• **Prompt**
Drop the images; return everything else in the listing below exactly.

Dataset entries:

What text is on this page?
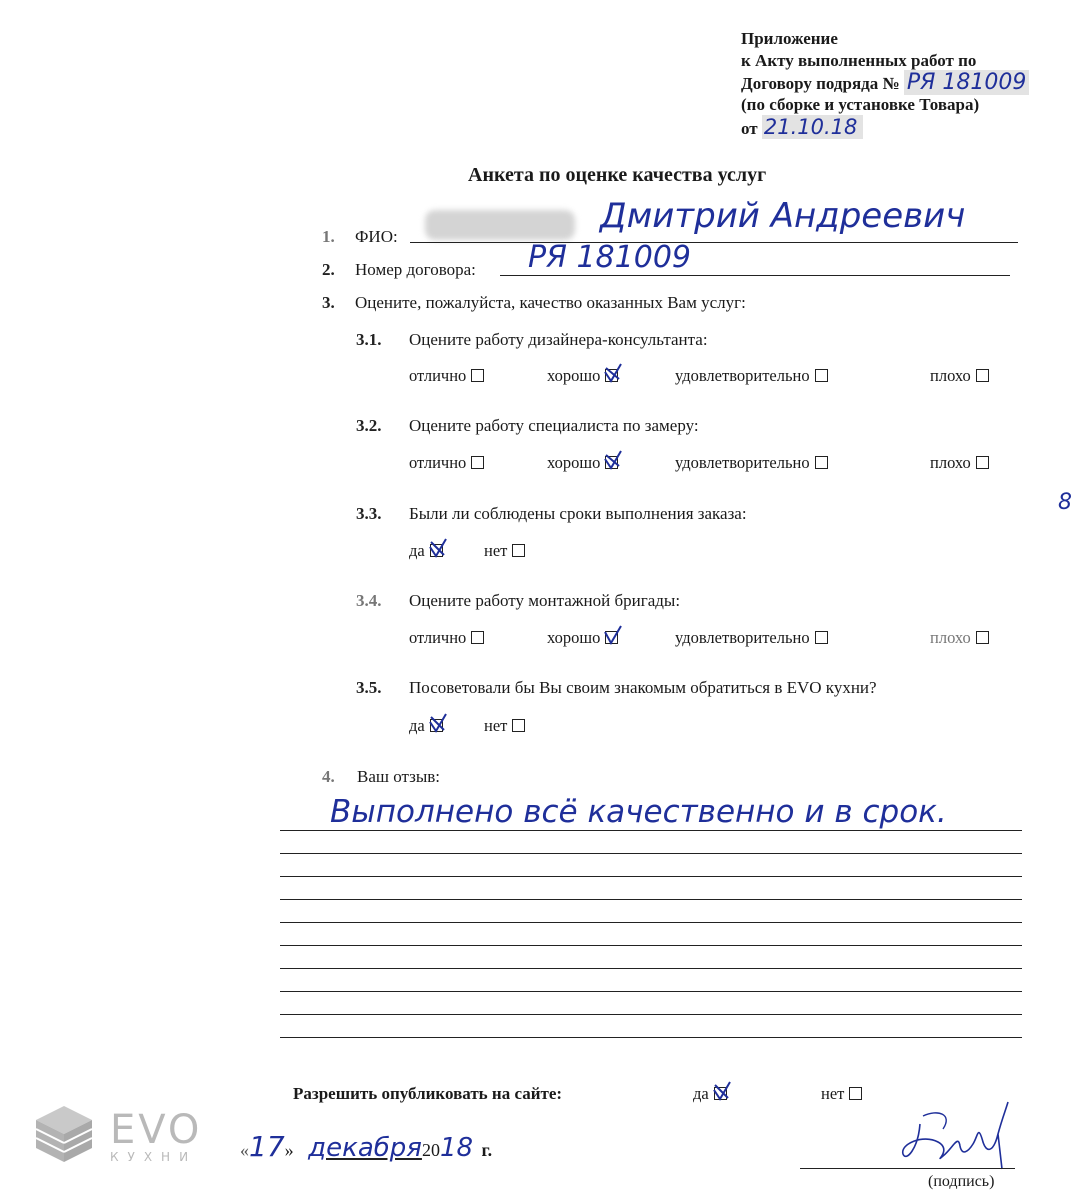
Приложение
к Акту выполненных работ по
Договору подряда № РЯ 181009
(по сборке и установке Товара)
от 21.10.18
Анкета по оценке качества услуг
1. ФИО:
Дмитрий Андреевич
2. Номер договора: РЯ 181009
3. Оцените, пожалуйста, качество оказанных Вам услуг:
3.1. Оцените работу дизайнера-консультанта:
отлично	хорошо	удовлетворительно	плохо
3.2. Оцените работу специалиста по замеру:
отлично	хорошо	удовлетворительно	плохо
3.3. Были ли соблюдены сроки выполнения заказа:
да	нет
8
3.4. Оцените работу монтажной бригады:
отлично	хорошо	удовлетворительно	плохо
3.5. Посоветовали бы Вы своим знакомым обратиться в EVO кухни?
да	нет
4. Ваш отзыв:
Выполнено всё качественно и в срок.
Разрешить опубликовать на сайте:	да	нет
«17» декабря2018 г.
(подпись)
EVO
КУХНИ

• **Written reply**
What text is on this page?
Приложение
к Акту выполненных работ по
Договору подряда № РЯ 181009
(по сборке и установке Товара)
от 21.10.18
Анкета по оценке качества услуг
1. ФИО:
Дмитрий Андреевич
2. Номер договора: РЯ 181009
3. Оцените, пожалуйста, качество оказанных Вам услуг:
3.1. Оцените работу дизайнера-консультанта:
отлично	хорошо	удовлетворительно	плохо
3.2. Оцените работу специалиста по замеру:
отлично	хорошо	удовлетворительно	плохо
3.3. Были ли соблюдены сроки выполнения заказа:
да	нет
8
3.4. Оцените работу монтажной бригады:
отлично	хорошо	удовлетворительно	плохо
3.5. Посоветовали бы Вы своим знакомым обратиться в EVO кухни?
да	нет
4. Ваш отзыв:
Выполнено всё качественно и в срок.
Разрешить опубликовать на сайте:	да	нет
«17» декабря2018 г.
(подпись)
EVO
КУХНИ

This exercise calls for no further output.